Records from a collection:
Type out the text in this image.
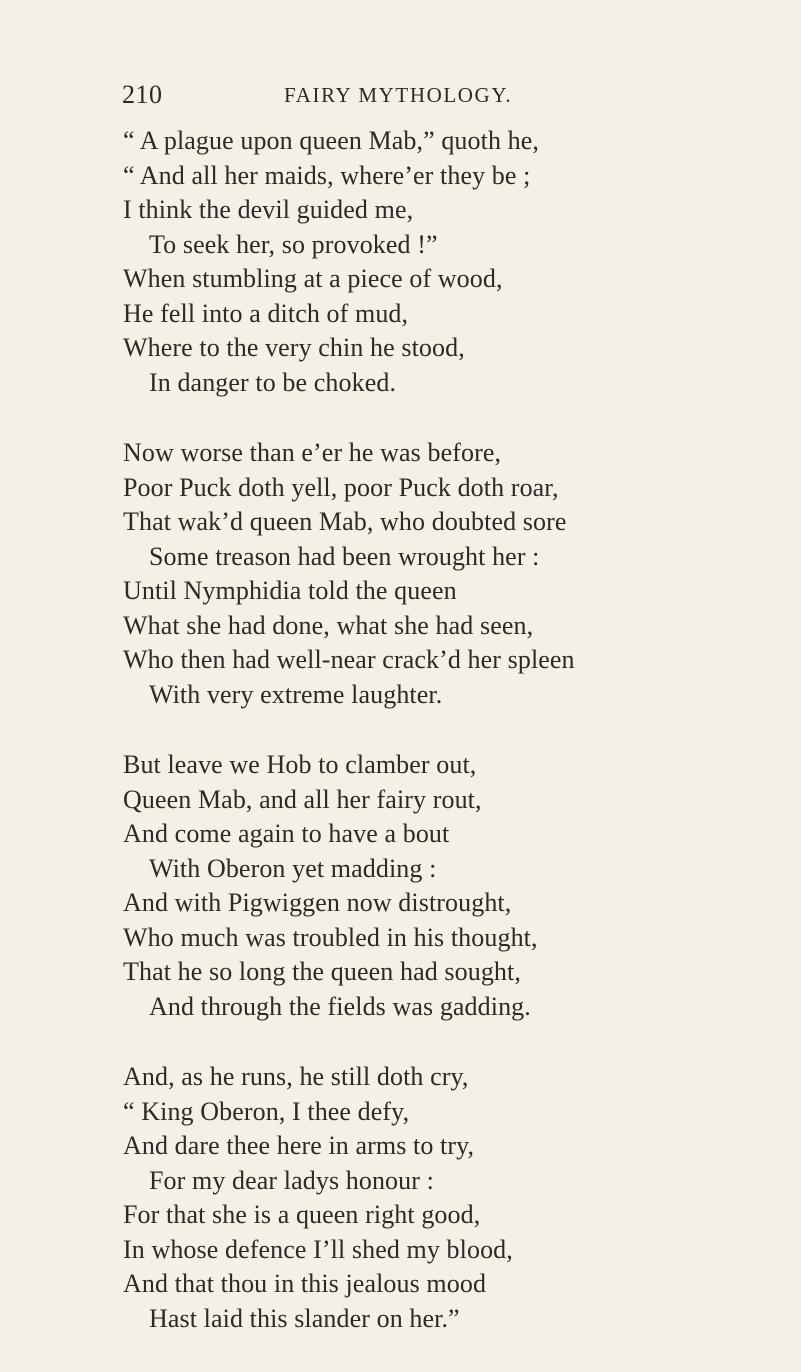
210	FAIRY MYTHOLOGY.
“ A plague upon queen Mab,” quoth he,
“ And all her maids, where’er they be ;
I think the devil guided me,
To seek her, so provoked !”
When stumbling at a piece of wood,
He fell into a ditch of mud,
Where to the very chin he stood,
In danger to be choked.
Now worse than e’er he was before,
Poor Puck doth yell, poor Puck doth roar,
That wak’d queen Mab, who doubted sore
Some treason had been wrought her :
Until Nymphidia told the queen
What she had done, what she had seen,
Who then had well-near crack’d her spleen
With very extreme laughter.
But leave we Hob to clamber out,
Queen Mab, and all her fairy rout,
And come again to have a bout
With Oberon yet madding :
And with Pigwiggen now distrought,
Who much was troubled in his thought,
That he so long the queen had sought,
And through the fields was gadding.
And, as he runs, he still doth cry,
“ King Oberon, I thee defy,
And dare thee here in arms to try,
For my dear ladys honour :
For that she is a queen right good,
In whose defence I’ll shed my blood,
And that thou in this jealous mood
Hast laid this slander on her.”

### WORK INSTRUCTIONS:
Give every line back word for word and leave the pictures out.

### RESULT OF THE TASK:
Type out the text in this image.
210	FAIRY MYTHOLOGY.
“ A plague upon queen Mab,” quoth he,
“ And all her maids, where’er they be ;
I think the devil guided me,
To seek her, so provoked !”
When stumbling at a piece of wood,
He fell into a ditch of mud,
Where to the very chin he stood,
In danger to be choked.
Now worse than e’er he was before,
Poor Puck doth yell, poor Puck doth roar,
That wak’d queen Mab, who doubted sore
Some treason had been wrought her :
Until Nymphidia told the queen
What she had done, what she had seen,
Who then had well-near crack’d her spleen
With very extreme laughter.
But leave we Hob to clamber out,
Queen Mab, and all her fairy rout,
And come again to have a bout
With Oberon yet madding :
And with Pigwiggen now distrought,
Who much was troubled in his thought,
That he so long the queen had sought,
And through the fields was gadding.
And, as he runs, he still doth cry,
“ King Oberon, I thee defy,
And dare thee here in arms to try,
For my dear ladys honour :
For that she is a queen right good,
In whose defence I’ll shed my blood,
And that thou in this jealous mood
Hast laid this slander on her.”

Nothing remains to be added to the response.